= SUPPLIED ENTRIES =
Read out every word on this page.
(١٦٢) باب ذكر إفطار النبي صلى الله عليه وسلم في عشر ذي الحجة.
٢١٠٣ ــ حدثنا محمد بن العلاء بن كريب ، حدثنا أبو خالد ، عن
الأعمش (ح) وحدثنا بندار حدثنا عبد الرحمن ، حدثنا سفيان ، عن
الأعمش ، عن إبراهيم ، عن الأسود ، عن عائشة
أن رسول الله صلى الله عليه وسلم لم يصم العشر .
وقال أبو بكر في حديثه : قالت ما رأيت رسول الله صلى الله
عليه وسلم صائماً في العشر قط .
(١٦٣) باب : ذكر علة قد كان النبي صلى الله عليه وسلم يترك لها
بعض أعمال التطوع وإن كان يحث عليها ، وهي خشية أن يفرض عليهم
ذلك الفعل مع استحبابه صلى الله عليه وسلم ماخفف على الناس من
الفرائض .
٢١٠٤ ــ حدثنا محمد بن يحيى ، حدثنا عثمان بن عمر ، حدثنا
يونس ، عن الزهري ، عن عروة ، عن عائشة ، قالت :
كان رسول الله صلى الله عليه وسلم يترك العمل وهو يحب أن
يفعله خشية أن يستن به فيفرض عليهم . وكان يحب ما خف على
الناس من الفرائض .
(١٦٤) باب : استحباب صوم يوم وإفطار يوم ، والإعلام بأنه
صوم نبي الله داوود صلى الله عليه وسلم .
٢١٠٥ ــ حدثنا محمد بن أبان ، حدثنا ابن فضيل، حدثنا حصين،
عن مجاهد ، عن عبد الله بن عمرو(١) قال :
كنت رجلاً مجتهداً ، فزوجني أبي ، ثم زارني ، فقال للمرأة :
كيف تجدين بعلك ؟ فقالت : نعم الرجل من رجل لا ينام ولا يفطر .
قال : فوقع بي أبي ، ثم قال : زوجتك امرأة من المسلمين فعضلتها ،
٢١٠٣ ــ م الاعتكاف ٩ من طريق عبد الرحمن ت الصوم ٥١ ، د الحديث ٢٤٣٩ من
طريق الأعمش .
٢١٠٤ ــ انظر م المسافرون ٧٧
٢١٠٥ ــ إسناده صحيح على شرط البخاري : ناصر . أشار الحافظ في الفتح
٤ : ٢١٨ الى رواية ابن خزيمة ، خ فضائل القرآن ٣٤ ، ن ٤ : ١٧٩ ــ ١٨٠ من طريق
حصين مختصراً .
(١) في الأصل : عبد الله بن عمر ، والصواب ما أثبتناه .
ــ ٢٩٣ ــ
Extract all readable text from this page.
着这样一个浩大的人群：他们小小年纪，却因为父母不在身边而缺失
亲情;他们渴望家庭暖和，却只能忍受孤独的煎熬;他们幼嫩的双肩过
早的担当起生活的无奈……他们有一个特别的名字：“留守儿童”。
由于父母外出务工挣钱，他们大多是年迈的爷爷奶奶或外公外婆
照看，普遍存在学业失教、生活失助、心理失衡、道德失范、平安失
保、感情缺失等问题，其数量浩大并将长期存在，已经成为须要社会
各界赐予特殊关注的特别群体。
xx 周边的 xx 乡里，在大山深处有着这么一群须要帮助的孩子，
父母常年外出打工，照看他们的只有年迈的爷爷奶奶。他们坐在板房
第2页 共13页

= WHAT IS BEING ASKED =
In the records above, return only the line that contains "Extract all readable text from this page." and every line after it through the last, exactly as they appear.

= SOLUTION BELOW =
Extract all readable text from this page.
着这样一个浩大的人群：他们小小年纪，却因为父母不在身边而缺失
亲情;他们渴望家庭暖和，却只能忍受孤独的煎熬;他们幼嫩的双肩过
早的担当起生活的无奈……他们有一个特别的名字：“留守儿童”。
由于父母外出务工挣钱，他们大多是年迈的爷爷奶奶或外公外婆
照看，普遍存在学业失教、生活失助、心理失衡、道德失范、平安失
保、感情缺失等问题，其数量浩大并将长期存在，已经成为须要社会
各界赐予特殊关注的特别群体。
xx 周边的 xx 乡里，在大山深处有着这么一群须要帮助的孩子，
父母常年外出打工，照看他们的只有年迈的爷爷奶奶。他们坐在板房
第2页 共13页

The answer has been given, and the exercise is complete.